GIVEN PROBLEM: Find the lines with "合同编号" in them and copy them out.

^^^^

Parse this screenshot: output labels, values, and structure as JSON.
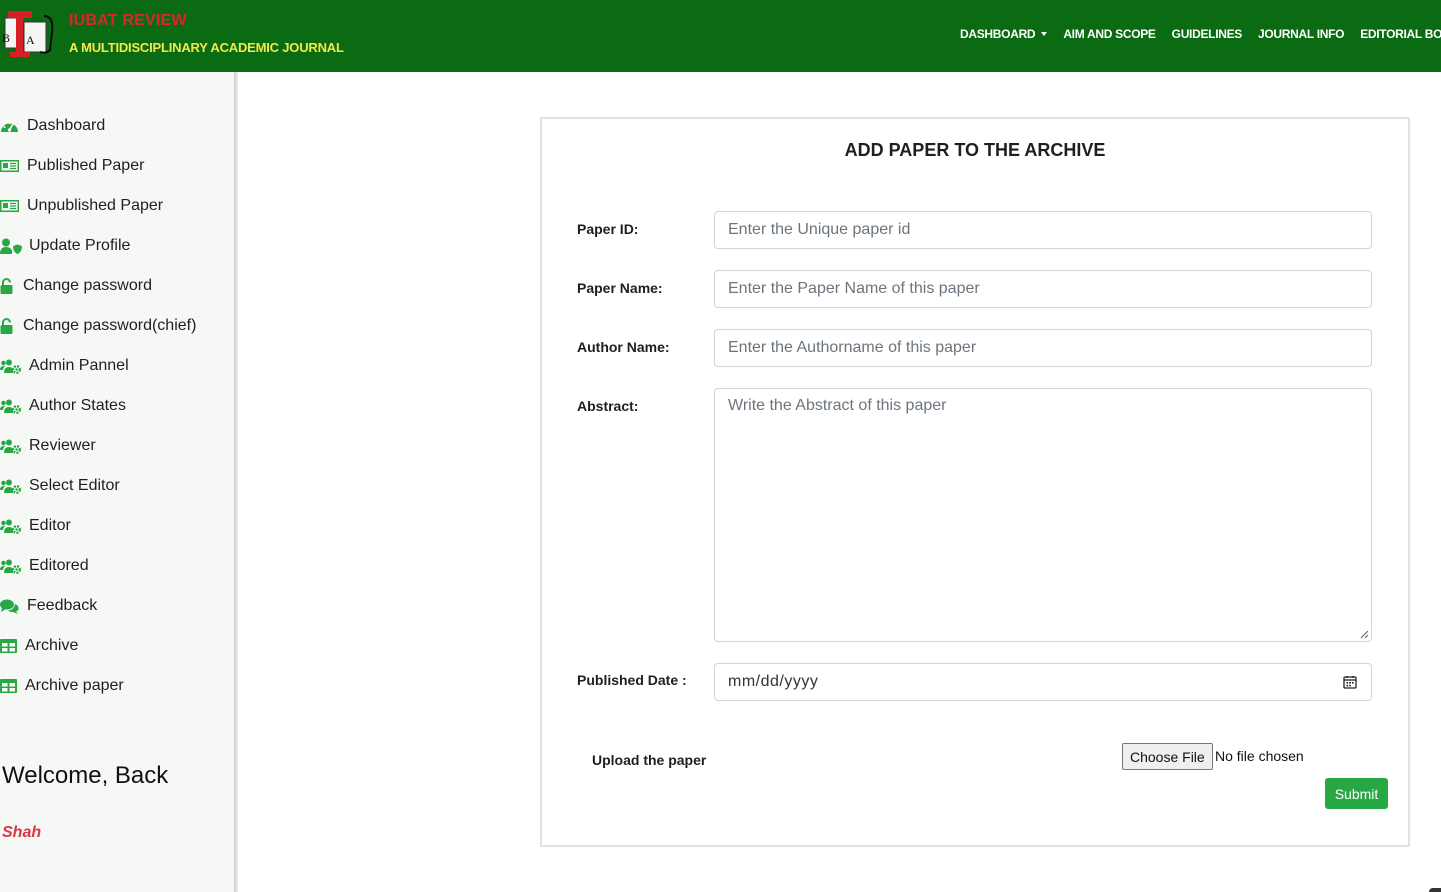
{
  "header": {
    "brand_title": "IUBAT REVIEW",
    "brand_subtitle": "A MULTIDISCIPLINARY ACADEMIC JOURNAL",
    "nav": [
      "DASHBOARD",
      "AIM AND SCOPE",
      "GUIDELINES",
      "JOURNAL INFO",
      "EDITORIAL BOARD"
    ],
    "colors": {
      "bar": "#0a6b12",
      "title": "#e0232b",
      "subtitle": "#f3e84a"
    }
  },
  "sidebar": {
    "items": [
      {
        "label": "Dashboard",
        "icon": "gauge-icon"
      },
      {
        "label": "Published Paper",
        "icon": "newspaper-icon"
      },
      {
        "label": "Unpublished Paper",
        "icon": "newspaper-icon"
      },
      {
        "label": "Update Profile",
        "icon": "user-shield-icon"
      },
      {
        "label": "Change password",
        "icon": "unlock-icon"
      },
      {
        "label": "Change password(chief)",
        "icon": "unlock-icon"
      },
      {
        "label": "Admin Pannel",
        "icon": "users-cog-icon"
      },
      {
        "label": "Author States",
        "icon": "users-cog-icon"
      },
      {
        "label": "Reviewer",
        "icon": "users-cog-icon"
      },
      {
        "label": "Select Editor",
        "icon": "users-cog-icon"
      },
      {
        "label": "Editor",
        "icon": "users-cog-icon"
      },
      {
        "label": "Editored",
        "icon": "users-cog-icon"
      },
      {
        "label": "Feedback",
        "icon": "comments-icon"
      },
      {
        "label": "Archive",
        "icon": "table-icon"
      },
      {
        "label": "Archive paper",
        "icon": "table-icon"
      }
    ],
    "welcome": "Welcome, Back",
    "username": "Shah",
    "icon_color": "#28a745"
  },
  "form": {
    "title": "ADD PAPER TO THE ARCHIVE",
    "paper_id_label": "Paper ID:",
    "paper_id_placeholder": "Enter the Unique paper id",
    "paper_name_label": "Paper Name:",
    "paper_name_placeholder": "Enter the Paper Name of this paper",
    "author_label": "Author Name:",
    "author_placeholder": "Enter the Authorname of this paper",
    "abstract_label": "Abstract:",
    "abstract_placeholder": "Write the Abstract of this paper",
    "date_label": "Published Date :",
    "date_placeholder": "mm/dd/yyyy",
    "upload_label": "Upload the paper",
    "choose_file": "Choose File",
    "file_status": "No file chosen",
    "submit": "Submit",
    "submit_color": "#28a745"
  }
}
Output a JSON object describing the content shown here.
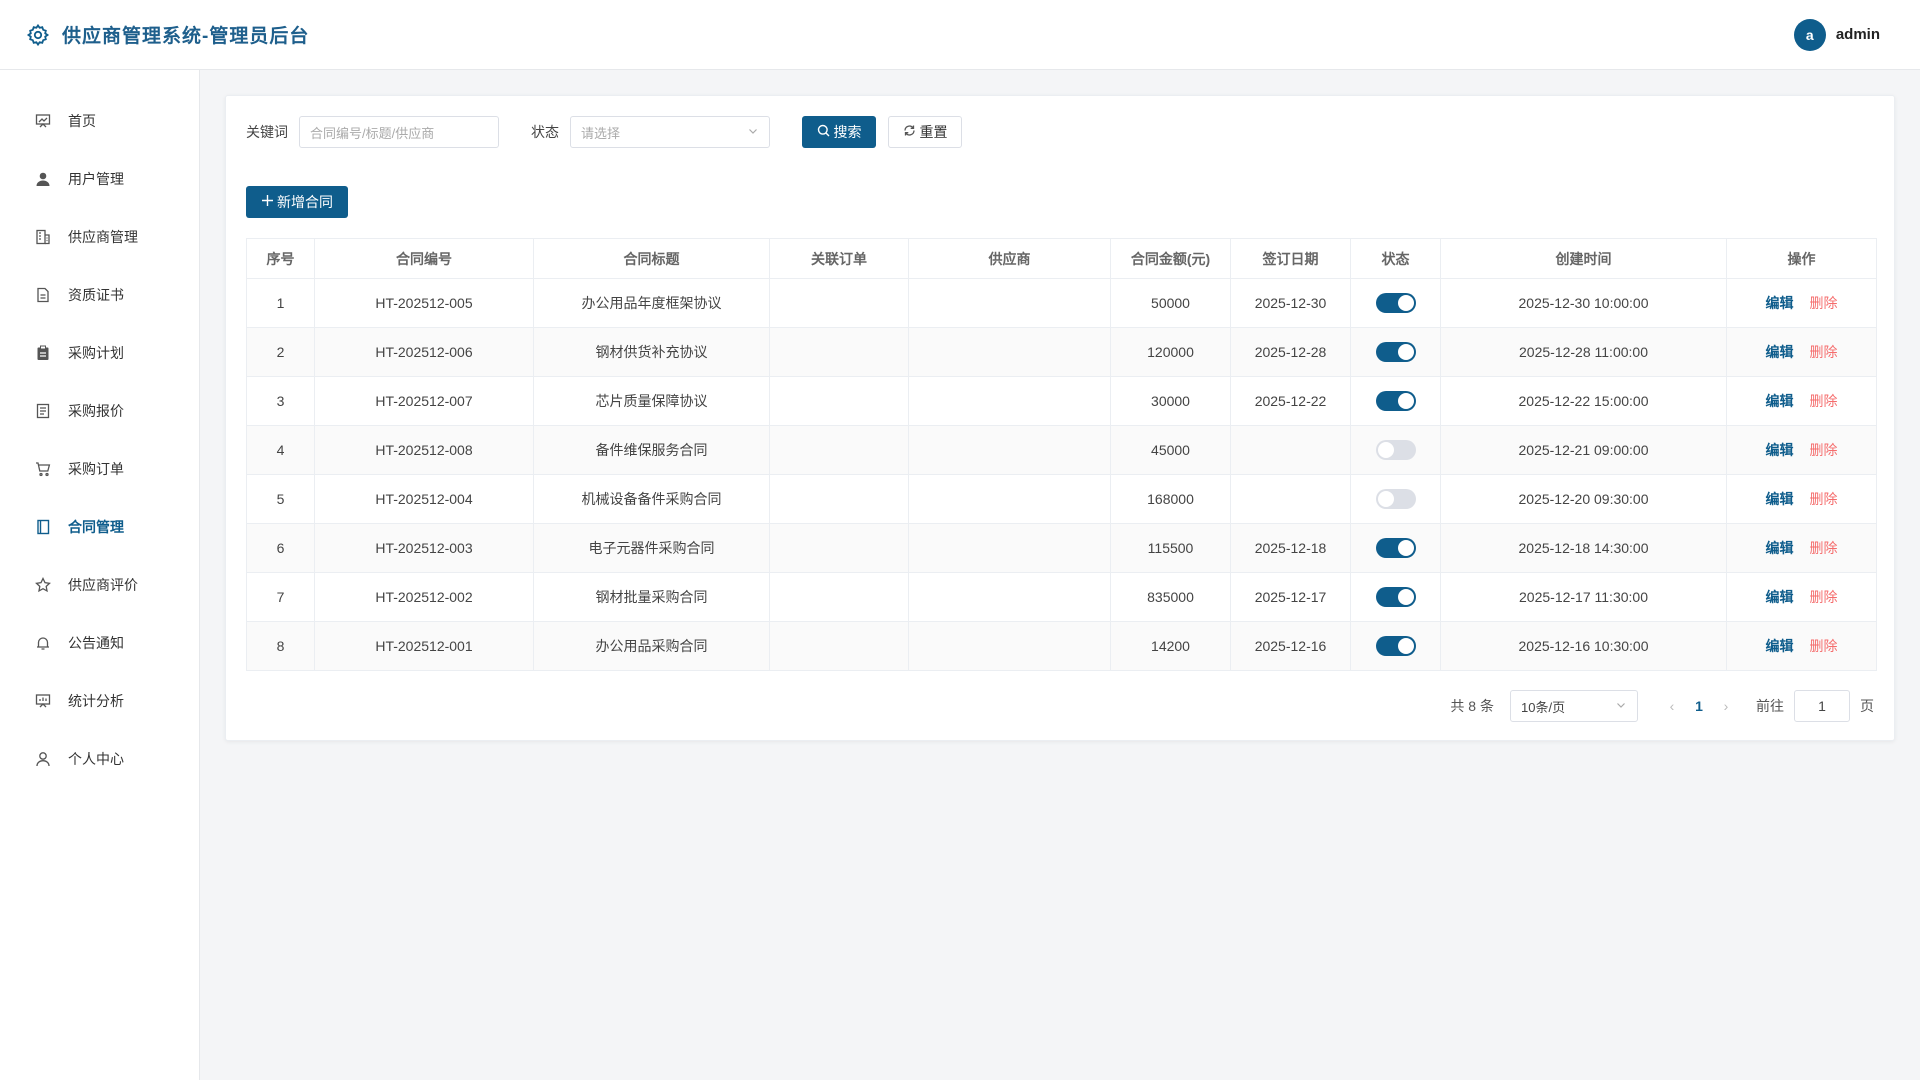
{
  "header": {
    "title": "供应商管理系统-管理员后台",
    "avatar_letter": "a",
    "username": "admin",
    "accent": "#0f5d8c"
  },
  "sidebar": {
    "items": [
      {
        "label": "首页",
        "icon": "chart-board-icon",
        "active": false
      },
      {
        "label": "用户管理",
        "icon": "user-icon",
        "active": false
      },
      {
        "label": "供应商管理",
        "icon": "office-building-icon",
        "active": false
      },
      {
        "label": "资质证书",
        "icon": "document-icon",
        "active": false
      },
      {
        "label": "采购计划",
        "icon": "clipboard-icon",
        "active": false
      },
      {
        "label": "采购报价",
        "icon": "tickets-icon",
        "active": false
      },
      {
        "label": "采购订单",
        "icon": "shopping-cart-icon",
        "active": false
      },
      {
        "label": "合同管理",
        "icon": "notebook-icon",
        "active": true
      },
      {
        "label": "供应商评价",
        "icon": "star-icon",
        "active": false
      },
      {
        "label": "公告通知",
        "icon": "bell-icon",
        "active": false
      },
      {
        "label": "统计分析",
        "icon": "data-board-icon",
        "active": false
      },
      {
        "label": "个人中心",
        "icon": "user-outline-icon",
        "active": false
      }
    ]
  },
  "filters": {
    "keyword_label": "关键词",
    "keyword_placeholder": "合同编号/标题/供应商",
    "status_label": "状态",
    "status_placeholder": "请选择",
    "search_label": "搜索",
    "reset_label": "重置"
  },
  "add_button_label": "新增合同",
  "table": {
    "columns": [
      "序号",
      "合同编号",
      "合同标题",
      "关联订单",
      "供应商",
      "合同金额(元)",
      "签订日期",
      "状态",
      "创建时间",
      "操作"
    ],
    "edit_label": "编辑",
    "delete_label": "删除",
    "rows": [
      {
        "idx": "1",
        "code": "HT-202512-005",
        "title": "办公用品年度框架协议",
        "order": "",
        "supplier": "",
        "amount": "50000",
        "date": "2025-12-30",
        "status_on": true,
        "created": "2025-12-30 10:00:00"
      },
      {
        "idx": "2",
        "code": "HT-202512-006",
        "title": "钢材供货补充协议",
        "order": "",
        "supplier": "",
        "amount": "120000",
        "date": "2025-12-28",
        "status_on": true,
        "created": "2025-12-28 11:00:00"
      },
      {
        "idx": "3",
        "code": "HT-202512-007",
        "title": "芯片质量保障协议",
        "order": "",
        "supplier": "",
        "amount": "30000",
        "date": "2025-12-22",
        "status_on": true,
        "created": "2025-12-22 15:00:00"
      },
      {
        "idx": "4",
        "code": "HT-202512-008",
        "title": "备件维保服务合同",
        "order": "",
        "supplier": "",
        "amount": "45000",
        "date": "",
        "status_on": false,
        "created": "2025-12-21 09:00:00"
      },
      {
        "idx": "5",
        "code": "HT-202512-004",
        "title": "机械设备备件采购合同",
        "order": "",
        "supplier": "",
        "amount": "168000",
        "date": "",
        "status_on": false,
        "created": "2025-12-20 09:30:00"
      },
      {
        "idx": "6",
        "code": "HT-202512-003",
        "title": "电子元器件采购合同",
        "order": "",
        "supplier": "",
        "amount": "115500",
        "date": "2025-12-18",
        "status_on": true,
        "created": "2025-12-18 14:30:00"
      },
      {
        "idx": "7",
        "code": "HT-202512-002",
        "title": "钢材批量采购合同",
        "order": "",
        "supplier": "",
        "amount": "835000",
        "date": "2025-12-17",
        "status_on": true,
        "created": "2025-12-17 11:30:00"
      },
      {
        "idx": "8",
        "code": "HT-202512-001",
        "title": "办公用品采购合同",
        "order": "",
        "supplier": "",
        "amount": "14200",
        "date": "2025-12-16",
        "status_on": true,
        "created": "2025-12-16 10:30:00"
      }
    ]
  },
  "pagination": {
    "total_text": "共 8 条",
    "page_size": "10条/页",
    "current_page": "1",
    "goto_label": "前往",
    "goto_value": "1",
    "page_suffix": "页"
  }
}
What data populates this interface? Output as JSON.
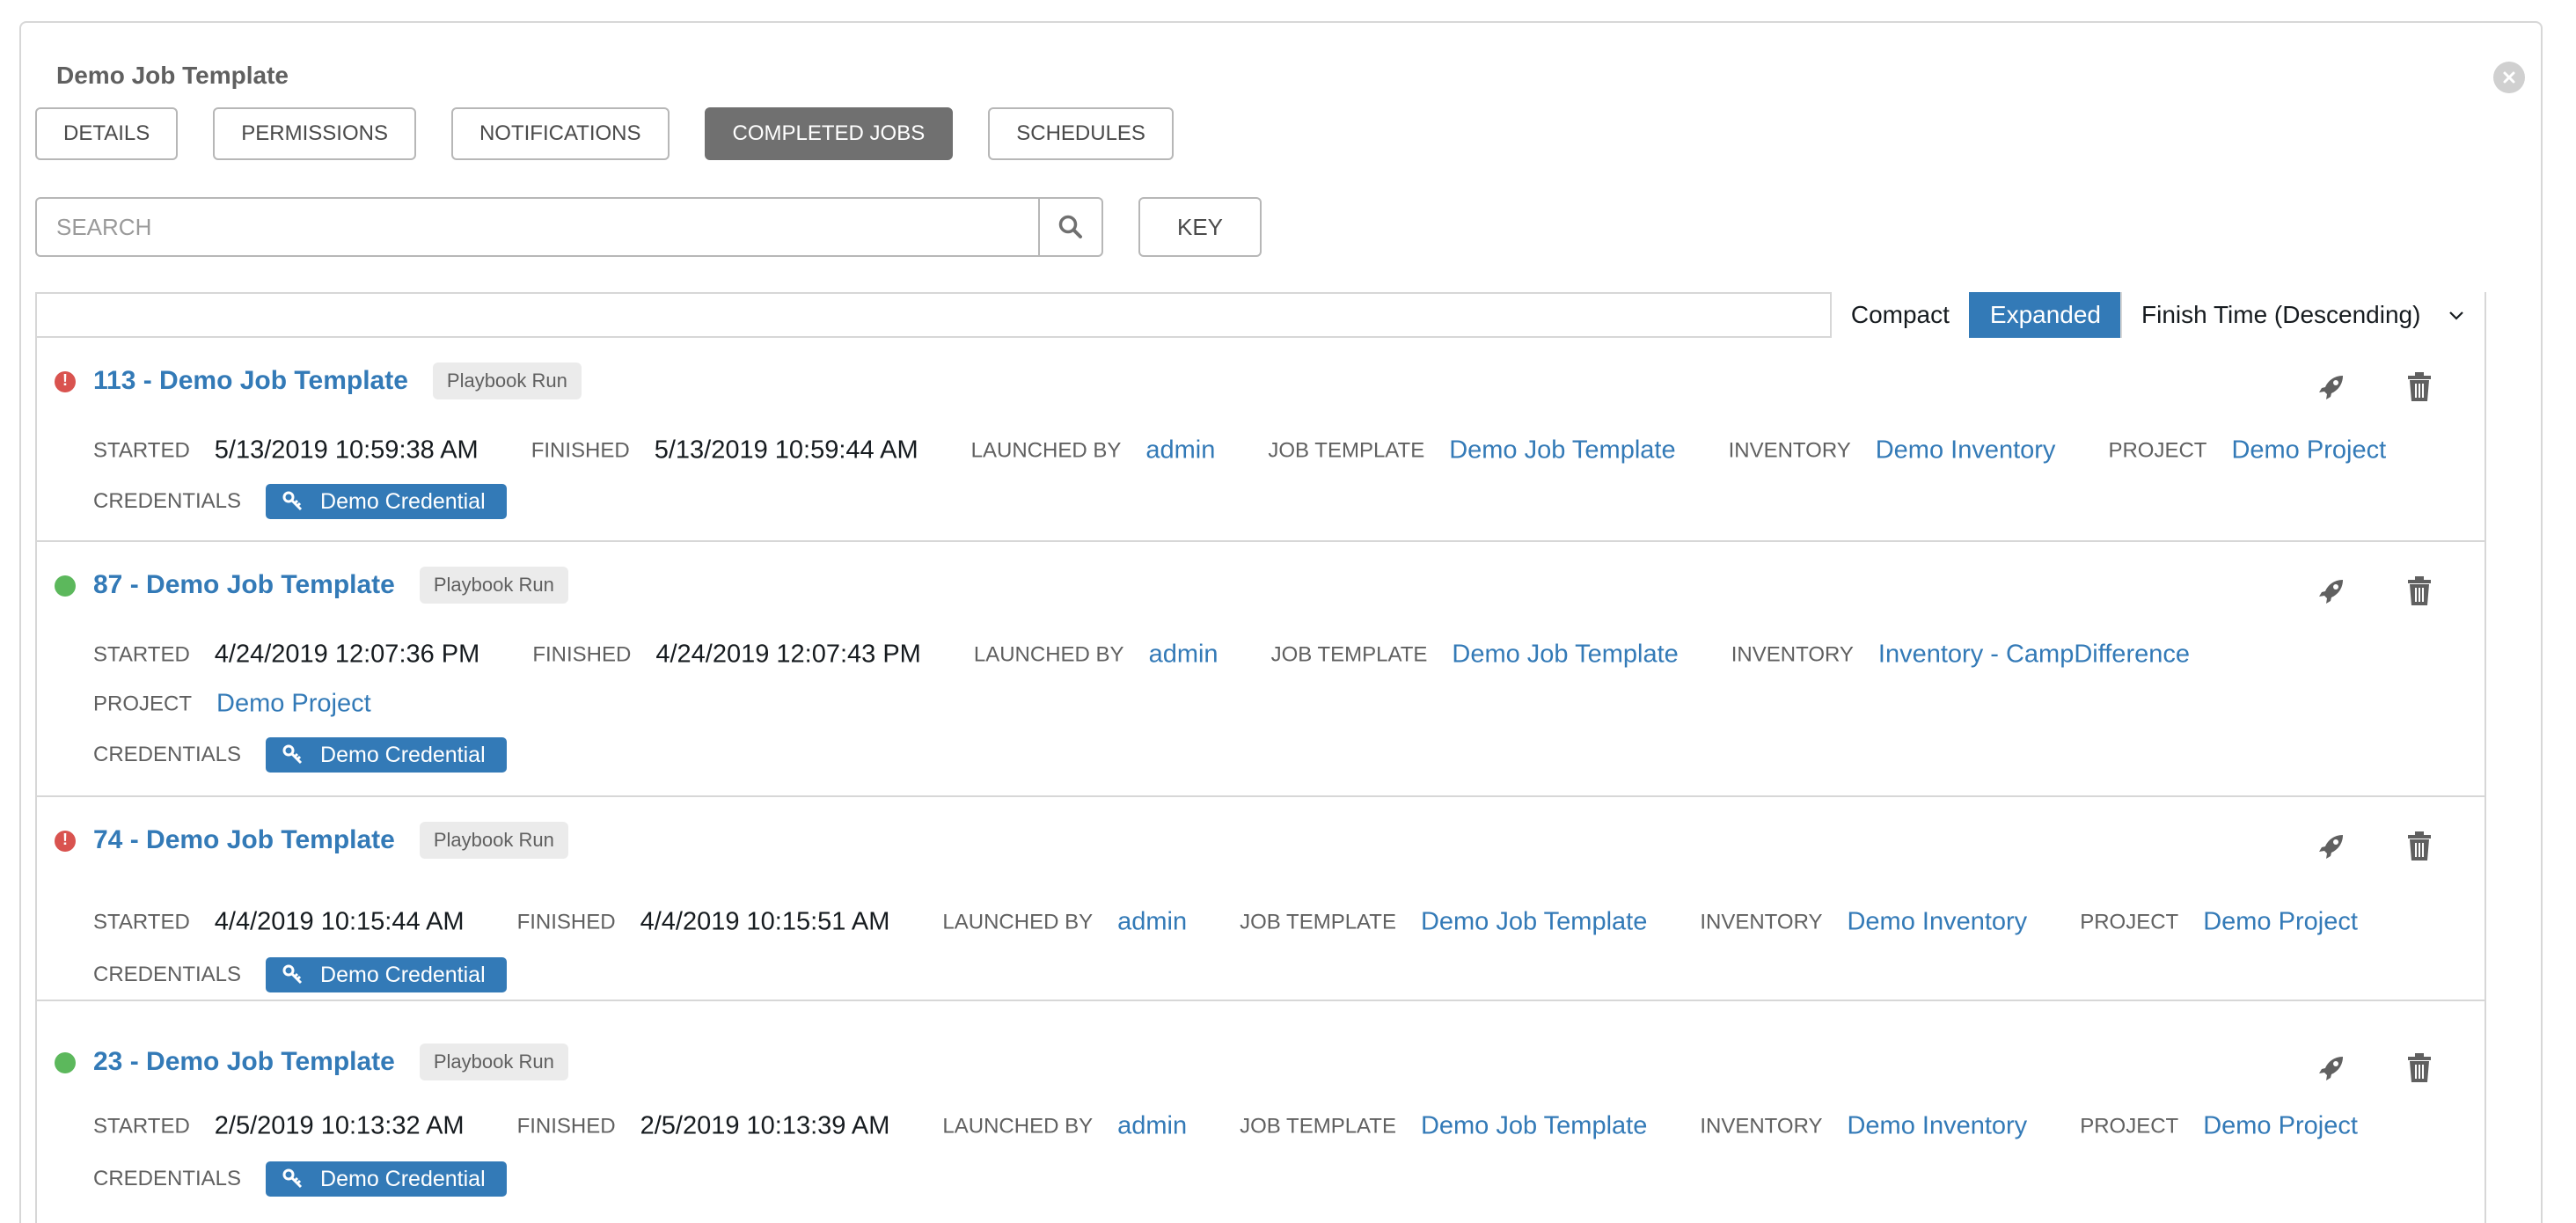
{
  "panel": {
    "title": "Demo Job Template"
  },
  "tabs": [
    {
      "label": "DETAILS",
      "active": false
    },
    {
      "label": "PERMISSIONS",
      "active": false
    },
    {
      "label": "NOTIFICATIONS",
      "active": false
    },
    {
      "label": "COMPLETED JOBS",
      "active": true
    },
    {
      "label": "SCHEDULES",
      "active": false
    }
  ],
  "search": {
    "placeholder": "SEARCH",
    "value": "",
    "key_label": "KEY"
  },
  "toolbar": {
    "compact_label": "Compact",
    "expanded_label": "Expanded",
    "sort_label": "Finish Time (Descending)",
    "active_view": "Expanded"
  },
  "labels": {
    "started": "STARTED",
    "finished": "FINISHED",
    "launched_by": "LAUNCHED BY",
    "job_template": "JOB TEMPLATE",
    "inventory": "INVENTORY",
    "project": "PROJECT",
    "credentials": "CREDENTIALS"
  },
  "colors": {
    "accent": "#337ab7",
    "failed": "#d9534f",
    "success": "#5cb85c",
    "active_tab": "#707070"
  },
  "jobs": [
    {
      "title": "113 - Demo Job Template",
      "type": "Playbook Run",
      "status": "failed",
      "started": "5/13/2019 10:59:38 AM",
      "finished": "5/13/2019 10:59:44 AM",
      "launched_by": "admin",
      "job_template": "Demo Job Template",
      "inventory": "Demo Inventory",
      "project": "Demo Project",
      "credential": "Demo Credential"
    },
    {
      "title": "87 - Demo Job Template",
      "type": "Playbook Run",
      "status": "successful",
      "started": "4/24/2019 12:07:36 PM",
      "finished": "4/24/2019 12:07:43 PM",
      "launched_by": "admin",
      "job_template": "Demo Job Template",
      "inventory": "Inventory - CampDifference",
      "project": "Demo Project",
      "credential": "Demo Credential"
    },
    {
      "title": "74 - Demo Job Template",
      "type": "Playbook Run",
      "status": "failed",
      "started": "4/4/2019 10:15:44 AM",
      "finished": "4/4/2019 10:15:51 AM",
      "launched_by": "admin",
      "job_template": "Demo Job Template",
      "inventory": "Demo Inventory",
      "project": "Demo Project",
      "credential": "Demo Credential"
    },
    {
      "title": "23 - Demo Job Template",
      "type": "Playbook Run",
      "status": "successful",
      "started": "2/5/2019 10:13:32 AM",
      "finished": "2/5/2019 10:13:39 AM",
      "launched_by": "admin",
      "job_template": "Demo Job Template",
      "inventory": "Demo Inventory",
      "project": "Demo Project",
      "credential": "Demo Credential"
    }
  ]
}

^^^^

COMPLETE RESPONSE:
    "keyword_placeholder": "合同编号/标题/供应商",
      "合同编号",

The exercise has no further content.